YOUR INSTRUCTIONS :: Where the data below has the string "grid", return the whole line.

Records from a collection of figures ::
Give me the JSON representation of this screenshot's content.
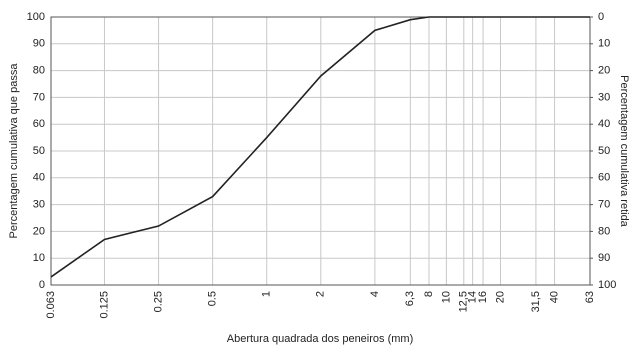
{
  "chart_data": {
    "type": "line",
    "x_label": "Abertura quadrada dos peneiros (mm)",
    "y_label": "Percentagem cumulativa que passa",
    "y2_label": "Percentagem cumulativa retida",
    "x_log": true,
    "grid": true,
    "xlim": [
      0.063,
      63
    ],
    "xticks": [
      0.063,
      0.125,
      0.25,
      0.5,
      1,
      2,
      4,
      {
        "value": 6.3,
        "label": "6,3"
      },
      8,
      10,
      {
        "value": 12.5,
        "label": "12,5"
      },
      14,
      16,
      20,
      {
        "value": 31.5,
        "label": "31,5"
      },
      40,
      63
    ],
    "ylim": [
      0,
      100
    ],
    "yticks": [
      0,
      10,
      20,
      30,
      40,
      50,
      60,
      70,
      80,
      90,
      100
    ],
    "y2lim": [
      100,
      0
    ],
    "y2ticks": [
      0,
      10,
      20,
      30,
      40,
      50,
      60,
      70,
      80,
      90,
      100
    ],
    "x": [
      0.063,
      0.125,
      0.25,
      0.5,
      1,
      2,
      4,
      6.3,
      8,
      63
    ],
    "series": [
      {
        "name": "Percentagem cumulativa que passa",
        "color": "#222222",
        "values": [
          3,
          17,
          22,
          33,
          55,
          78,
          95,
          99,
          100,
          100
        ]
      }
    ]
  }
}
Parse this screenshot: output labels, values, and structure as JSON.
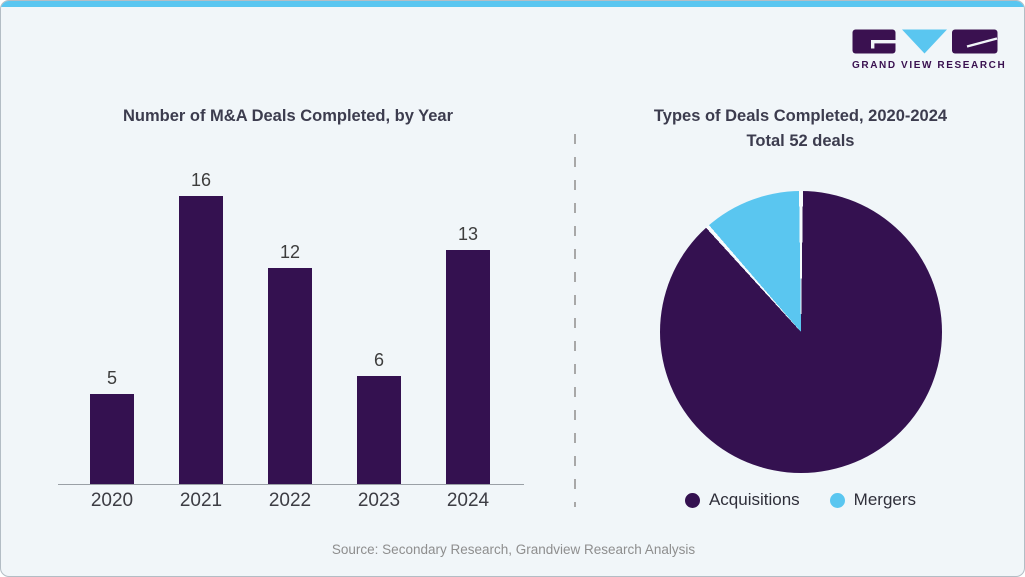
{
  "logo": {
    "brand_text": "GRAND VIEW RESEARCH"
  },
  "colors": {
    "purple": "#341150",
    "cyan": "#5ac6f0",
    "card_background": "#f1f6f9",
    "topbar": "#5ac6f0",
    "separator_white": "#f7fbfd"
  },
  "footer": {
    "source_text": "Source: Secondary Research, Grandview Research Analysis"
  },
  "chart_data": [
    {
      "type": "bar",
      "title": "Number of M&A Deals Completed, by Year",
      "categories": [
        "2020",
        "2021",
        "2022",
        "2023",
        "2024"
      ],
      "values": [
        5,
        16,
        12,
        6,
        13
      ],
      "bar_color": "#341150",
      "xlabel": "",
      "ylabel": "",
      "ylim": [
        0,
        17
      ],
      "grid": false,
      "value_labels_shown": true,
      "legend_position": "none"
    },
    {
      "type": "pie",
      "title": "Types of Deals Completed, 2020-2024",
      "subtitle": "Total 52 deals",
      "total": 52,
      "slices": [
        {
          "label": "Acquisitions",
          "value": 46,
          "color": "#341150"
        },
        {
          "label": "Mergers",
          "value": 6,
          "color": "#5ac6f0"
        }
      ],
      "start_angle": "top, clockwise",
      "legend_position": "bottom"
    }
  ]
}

--

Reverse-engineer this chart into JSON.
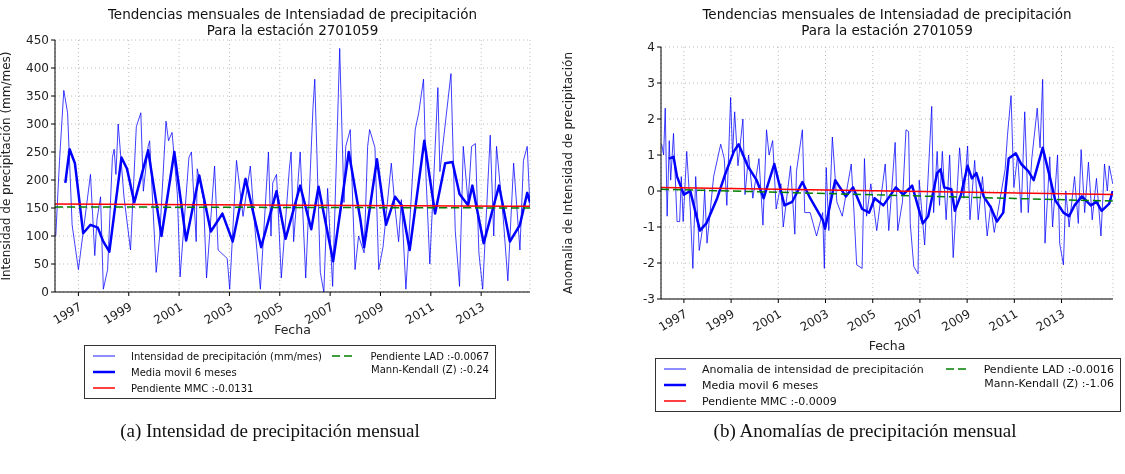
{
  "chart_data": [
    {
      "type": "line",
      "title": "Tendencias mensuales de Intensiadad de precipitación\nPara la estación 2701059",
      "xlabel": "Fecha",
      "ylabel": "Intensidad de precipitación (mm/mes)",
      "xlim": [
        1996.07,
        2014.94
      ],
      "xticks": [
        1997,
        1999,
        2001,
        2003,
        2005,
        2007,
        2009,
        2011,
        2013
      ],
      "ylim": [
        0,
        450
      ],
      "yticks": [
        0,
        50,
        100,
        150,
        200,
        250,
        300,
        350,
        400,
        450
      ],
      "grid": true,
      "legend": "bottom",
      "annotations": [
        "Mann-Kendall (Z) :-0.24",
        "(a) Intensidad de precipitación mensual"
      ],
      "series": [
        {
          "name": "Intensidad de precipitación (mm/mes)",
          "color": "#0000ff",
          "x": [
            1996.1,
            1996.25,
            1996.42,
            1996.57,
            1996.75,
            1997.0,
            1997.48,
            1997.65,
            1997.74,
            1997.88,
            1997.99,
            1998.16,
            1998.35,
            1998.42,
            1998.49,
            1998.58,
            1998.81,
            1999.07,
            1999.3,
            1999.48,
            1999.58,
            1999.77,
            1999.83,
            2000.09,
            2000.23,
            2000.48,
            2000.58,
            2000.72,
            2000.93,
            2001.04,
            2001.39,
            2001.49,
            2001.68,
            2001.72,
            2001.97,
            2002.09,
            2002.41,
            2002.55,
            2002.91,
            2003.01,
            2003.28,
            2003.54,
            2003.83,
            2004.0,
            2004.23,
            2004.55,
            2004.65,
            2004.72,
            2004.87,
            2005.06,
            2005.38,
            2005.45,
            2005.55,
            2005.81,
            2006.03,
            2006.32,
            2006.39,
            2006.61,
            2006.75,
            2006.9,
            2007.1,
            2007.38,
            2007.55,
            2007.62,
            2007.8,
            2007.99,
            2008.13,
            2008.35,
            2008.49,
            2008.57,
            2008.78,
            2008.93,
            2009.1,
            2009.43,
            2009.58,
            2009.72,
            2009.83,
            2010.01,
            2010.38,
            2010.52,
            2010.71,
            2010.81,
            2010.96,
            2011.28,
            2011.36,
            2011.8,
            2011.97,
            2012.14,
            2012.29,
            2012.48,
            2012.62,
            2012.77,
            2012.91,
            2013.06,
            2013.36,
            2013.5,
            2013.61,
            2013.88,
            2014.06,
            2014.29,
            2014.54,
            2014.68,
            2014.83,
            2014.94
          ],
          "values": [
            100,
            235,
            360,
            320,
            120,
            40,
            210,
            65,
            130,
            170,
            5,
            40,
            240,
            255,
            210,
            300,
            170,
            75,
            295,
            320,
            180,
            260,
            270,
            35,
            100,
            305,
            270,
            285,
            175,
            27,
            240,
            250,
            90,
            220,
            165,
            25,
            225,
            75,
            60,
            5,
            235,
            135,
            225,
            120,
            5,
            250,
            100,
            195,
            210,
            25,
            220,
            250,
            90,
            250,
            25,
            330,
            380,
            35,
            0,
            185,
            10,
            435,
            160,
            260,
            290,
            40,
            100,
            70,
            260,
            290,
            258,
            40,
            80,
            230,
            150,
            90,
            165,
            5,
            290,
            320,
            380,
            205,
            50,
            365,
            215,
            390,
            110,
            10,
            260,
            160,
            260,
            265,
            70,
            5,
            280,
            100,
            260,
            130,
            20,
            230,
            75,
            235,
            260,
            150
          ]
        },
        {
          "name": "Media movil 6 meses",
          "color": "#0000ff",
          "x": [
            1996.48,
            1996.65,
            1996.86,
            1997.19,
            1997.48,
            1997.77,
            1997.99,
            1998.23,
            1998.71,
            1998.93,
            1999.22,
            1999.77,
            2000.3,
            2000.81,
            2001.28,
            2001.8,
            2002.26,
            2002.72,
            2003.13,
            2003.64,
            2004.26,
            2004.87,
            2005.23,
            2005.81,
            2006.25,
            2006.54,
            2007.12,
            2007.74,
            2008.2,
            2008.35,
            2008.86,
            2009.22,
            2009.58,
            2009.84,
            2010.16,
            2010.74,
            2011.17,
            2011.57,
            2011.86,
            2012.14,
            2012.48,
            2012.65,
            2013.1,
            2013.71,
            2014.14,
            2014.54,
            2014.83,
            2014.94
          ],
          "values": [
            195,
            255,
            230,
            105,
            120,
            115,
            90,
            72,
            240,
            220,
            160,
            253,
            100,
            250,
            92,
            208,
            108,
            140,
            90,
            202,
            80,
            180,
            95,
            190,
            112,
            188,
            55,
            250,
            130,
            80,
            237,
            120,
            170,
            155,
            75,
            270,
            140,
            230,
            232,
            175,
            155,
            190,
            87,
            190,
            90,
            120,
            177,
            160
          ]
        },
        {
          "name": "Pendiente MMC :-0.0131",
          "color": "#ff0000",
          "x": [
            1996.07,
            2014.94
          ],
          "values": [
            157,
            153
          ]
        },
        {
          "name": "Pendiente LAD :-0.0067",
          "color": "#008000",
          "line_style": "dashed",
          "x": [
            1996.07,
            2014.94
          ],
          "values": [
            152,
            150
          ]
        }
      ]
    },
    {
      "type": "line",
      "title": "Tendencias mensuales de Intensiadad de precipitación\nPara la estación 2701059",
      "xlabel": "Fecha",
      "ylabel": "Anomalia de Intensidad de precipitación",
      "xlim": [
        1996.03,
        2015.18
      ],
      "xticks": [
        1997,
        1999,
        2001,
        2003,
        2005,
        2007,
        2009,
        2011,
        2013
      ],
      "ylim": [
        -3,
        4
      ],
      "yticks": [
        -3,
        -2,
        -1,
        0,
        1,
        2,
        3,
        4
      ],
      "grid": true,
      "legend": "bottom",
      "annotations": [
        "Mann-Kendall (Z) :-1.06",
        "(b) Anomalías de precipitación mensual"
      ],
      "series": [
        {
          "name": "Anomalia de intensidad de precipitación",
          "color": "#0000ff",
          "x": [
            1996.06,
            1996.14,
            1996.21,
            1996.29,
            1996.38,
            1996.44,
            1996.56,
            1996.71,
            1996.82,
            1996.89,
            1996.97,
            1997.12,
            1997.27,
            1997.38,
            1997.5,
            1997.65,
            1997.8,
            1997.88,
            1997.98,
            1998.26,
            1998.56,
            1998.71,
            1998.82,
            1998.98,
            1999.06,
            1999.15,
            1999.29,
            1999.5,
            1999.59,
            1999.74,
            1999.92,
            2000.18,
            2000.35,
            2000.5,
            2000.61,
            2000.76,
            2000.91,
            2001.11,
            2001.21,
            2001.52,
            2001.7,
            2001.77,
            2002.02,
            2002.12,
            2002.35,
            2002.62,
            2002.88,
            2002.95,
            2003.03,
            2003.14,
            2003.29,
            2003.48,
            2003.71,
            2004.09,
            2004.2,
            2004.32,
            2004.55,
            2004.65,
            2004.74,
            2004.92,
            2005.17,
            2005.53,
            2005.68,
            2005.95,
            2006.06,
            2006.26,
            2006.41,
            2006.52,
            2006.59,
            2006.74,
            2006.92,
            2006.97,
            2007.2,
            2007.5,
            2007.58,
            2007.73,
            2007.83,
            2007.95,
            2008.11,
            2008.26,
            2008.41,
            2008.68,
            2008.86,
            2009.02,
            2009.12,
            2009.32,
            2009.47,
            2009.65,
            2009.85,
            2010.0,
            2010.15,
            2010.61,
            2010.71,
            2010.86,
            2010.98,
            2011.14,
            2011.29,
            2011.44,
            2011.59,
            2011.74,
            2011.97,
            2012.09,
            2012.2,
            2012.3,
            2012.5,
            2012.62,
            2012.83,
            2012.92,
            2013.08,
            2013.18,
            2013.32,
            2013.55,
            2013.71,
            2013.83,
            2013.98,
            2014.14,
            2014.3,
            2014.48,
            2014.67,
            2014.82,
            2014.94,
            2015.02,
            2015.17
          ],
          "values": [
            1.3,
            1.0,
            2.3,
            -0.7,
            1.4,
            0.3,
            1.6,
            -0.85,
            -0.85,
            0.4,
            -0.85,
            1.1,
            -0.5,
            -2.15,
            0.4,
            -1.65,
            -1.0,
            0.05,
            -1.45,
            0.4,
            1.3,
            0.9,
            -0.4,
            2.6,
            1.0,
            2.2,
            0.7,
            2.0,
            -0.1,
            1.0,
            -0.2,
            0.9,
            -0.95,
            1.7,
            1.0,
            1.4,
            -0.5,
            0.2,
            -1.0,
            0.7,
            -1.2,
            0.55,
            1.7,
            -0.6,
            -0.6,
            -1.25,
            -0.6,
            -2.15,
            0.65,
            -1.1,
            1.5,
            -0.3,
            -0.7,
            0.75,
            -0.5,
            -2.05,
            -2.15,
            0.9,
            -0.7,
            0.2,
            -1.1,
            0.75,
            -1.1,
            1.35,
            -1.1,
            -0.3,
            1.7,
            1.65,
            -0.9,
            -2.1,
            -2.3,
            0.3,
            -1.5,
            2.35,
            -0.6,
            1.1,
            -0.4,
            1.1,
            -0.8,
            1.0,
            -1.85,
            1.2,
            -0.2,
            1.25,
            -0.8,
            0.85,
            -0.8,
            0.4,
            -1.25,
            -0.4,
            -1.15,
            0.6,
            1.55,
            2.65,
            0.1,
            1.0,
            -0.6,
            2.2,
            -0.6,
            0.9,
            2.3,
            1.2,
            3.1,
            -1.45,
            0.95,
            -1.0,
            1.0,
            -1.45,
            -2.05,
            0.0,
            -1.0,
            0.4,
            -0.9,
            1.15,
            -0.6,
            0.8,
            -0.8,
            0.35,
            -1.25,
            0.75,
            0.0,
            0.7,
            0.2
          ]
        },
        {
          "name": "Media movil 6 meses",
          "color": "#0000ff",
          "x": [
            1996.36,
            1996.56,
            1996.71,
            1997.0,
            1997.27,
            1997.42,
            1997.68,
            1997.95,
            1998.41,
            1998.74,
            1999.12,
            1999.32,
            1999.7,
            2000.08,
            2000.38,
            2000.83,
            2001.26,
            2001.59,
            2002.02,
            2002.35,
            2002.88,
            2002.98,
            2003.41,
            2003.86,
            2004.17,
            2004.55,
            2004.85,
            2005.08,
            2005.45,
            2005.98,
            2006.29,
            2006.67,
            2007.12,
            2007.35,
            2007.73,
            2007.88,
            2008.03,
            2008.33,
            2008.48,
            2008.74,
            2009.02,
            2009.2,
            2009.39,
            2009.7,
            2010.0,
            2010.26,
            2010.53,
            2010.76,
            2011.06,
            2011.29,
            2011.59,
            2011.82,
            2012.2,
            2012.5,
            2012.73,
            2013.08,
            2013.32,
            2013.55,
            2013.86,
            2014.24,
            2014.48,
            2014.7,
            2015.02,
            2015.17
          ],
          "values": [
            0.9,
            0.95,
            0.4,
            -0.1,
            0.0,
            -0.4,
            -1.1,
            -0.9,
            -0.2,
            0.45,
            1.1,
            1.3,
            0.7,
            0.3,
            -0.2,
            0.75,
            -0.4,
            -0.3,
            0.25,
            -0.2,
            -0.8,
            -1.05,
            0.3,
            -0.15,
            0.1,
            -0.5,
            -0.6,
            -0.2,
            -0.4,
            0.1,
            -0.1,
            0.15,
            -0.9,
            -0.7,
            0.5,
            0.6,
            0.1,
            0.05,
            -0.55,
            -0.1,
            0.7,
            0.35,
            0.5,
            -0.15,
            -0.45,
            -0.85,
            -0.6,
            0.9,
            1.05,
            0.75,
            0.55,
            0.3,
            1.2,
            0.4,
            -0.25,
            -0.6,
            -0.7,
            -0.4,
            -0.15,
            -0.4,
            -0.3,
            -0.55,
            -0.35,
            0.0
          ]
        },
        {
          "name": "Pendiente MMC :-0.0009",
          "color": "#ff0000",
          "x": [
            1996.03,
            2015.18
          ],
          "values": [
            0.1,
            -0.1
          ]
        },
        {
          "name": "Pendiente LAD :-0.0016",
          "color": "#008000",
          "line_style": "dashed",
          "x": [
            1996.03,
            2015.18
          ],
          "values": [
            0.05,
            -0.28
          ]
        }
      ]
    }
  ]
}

TASK OUTPUT ::
    "grid": true,
      "grid": false,
      "grid": true,
      "grid": true,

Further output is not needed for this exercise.